> Task instructions: Reproduce all lines of the listing below in which the word "слуха" occurs.

[Stored records]
++++++++++++++++++++

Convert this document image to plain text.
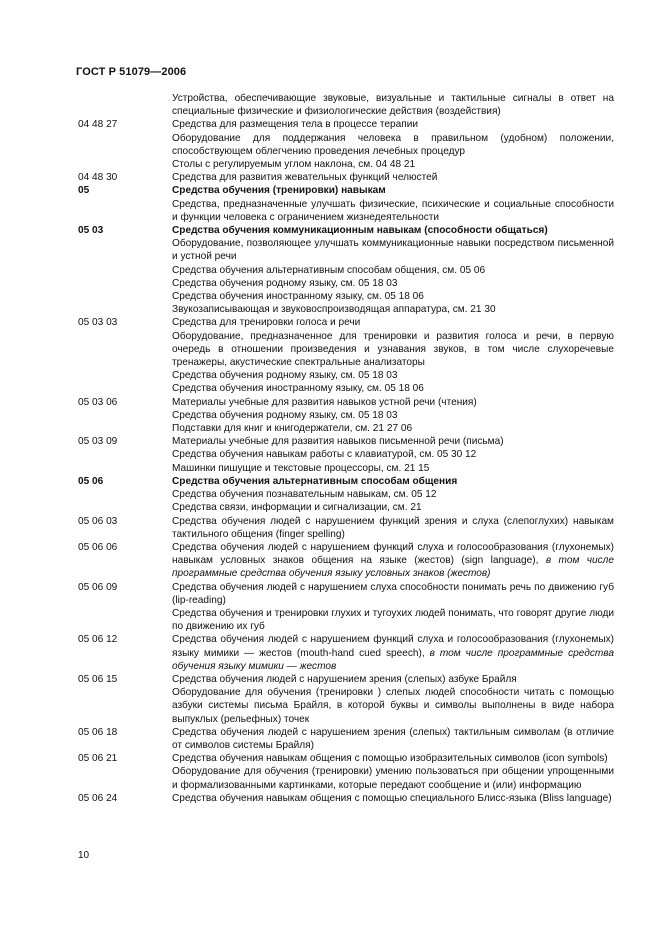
ГОСТ Р 51079—2006
Устройства, обеспечивающие звуковые, визуальные и тактильные сигналы в ответ на специальные физические и физиологические действия (воздействия)
04 48 27	Средства для размещения тела в процессе терапии
Оборудование для поддержания человека в правильном (удобном) положении, способствующем облегчению проведения лечебных процедур
Столы с регулируемым углом наклона, см. 04 48 21
04 48 30	Средства для развития жевательных функций челюстей
05	Средства обучения (тренировки) навыкам
Средства, предназначенные улучшать физические, психические и социальные способности и функции человека с ограничением жизнедеятельности
05 03	Средства обучения коммуникационным навыкам (способности общаться)
Оборудование, позволяющее улучшать коммуникационные навыки посредством письменной и устной речи
Средства обучения альтернативным способам общения, см. 05 06
Средства обучения родному языку, см. 05 18 03
Средства обучения иностранному языку, см. 05 18 06
Звукозаписывающая и звуковоспроизводящая аппаратура, см. 21 30
05 03 03	Средства для тренировки голоса и речи
Оборудование, предназначенное для тренировки и развития голоса и речи, в первую очередь в отношении произведения и узнавания звуков, в том числе слухоречевые тренажеры, акустические спектральные анализаторы
Средства обучения родному языку, см. 05 18 03
Средства обучения иностранному языку, см. 05 18 06
05 03 06	Материалы учебные для развития навыков устной речи (чтения)
Средства обучения родному языку, см. 05 18 03
Подставки для книг и книгодержатели, см. 21 27 06
05 03 09	Материалы учебные для развития навыков письменной речи (письма)
Средства обучения навыкам работы с клавиатурой, см. 05 30 12
Машинки пишущие и текстовые процессоры, см. 21 15
05 06	Средства обучения альтернативным способам общения
Средства обучения познавательным навыкам, см. 05 12
Средства связи, информации и сигнализации, см. 21
05 06 03	Средства обучения людей с нарушением функций зрения и слуха (слепоглухих) навыкам тактильного общения (finger spelling)
05 06 06	Средства обучения людей с нарушением функций слуха и голосообразования (глухонемых) навыкам условных знаков общения на языке (жестов) (sign language), в том числе программные средства обучения языку условных знаков (жестов)
05 06 09	Средства обучения людей с нарушением слуха способности понимать речь по движению губ (lip-reading)
Средства обучения и тренировки глухих и тугоухих людей понимать, что говорят другие люди по движению их губ
05 06 12	Средства обучения людей с нарушением функций слуха и голосообразования (глухонемых) языку мимики — жестов (mouth-hand cued speech), в том числе программные средства обучения языку мимики — жестов
05 06 15	Средства обучения людей с нарушением зрения (слепых) азбуке Брайля
Оборудование для обучения (тренировки ) слепых людей способности читать с помощью азбуки системы письма Брайля, в которой буквы и символы выполнены в виде набора выпуклых (рельефных) точек
05 06 18	Средства обучения людей с нарушением зрения (слепых) тактильным символам (в отличие от символов системы Брайля)
05 06 21	Средства обучения навыкам общения с помощью изобразительных символов (icon symbols)
Оборудование для обучения (тренировки) умению пользоваться при общении упрощенными и формализованными картинками, которые передают сообщение и (или) информацию
05 06 24	Средства обучения навыкам общения с помощью специального Блисс-языка (Bliss language)
10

++++++++++++++++++++

> Response:
05 06 03	Средства обучения людей с нарушением функций зрения и слуха (слепоглухих) навыкам тактильного общения (finger spelling)
05 06 06	Средства обучения людей с нарушением функций слуха и голосообразования (глухонемых) навыкам условных знаков общения на языке (жестов) (sign language), в том числе программные средства обучения языку условных знаков (жестов)
05 06 09	Средства обучения людей с нарушением слуха способности понимать речь по движению губ (lip-reading)
05 06 12	Средства обучения людей с нарушением функций слуха и голосообразования (глухонемых) языку мимики — жестов (mouth-hand cued speech), в том числе программные средства обучения языку мимики — жестов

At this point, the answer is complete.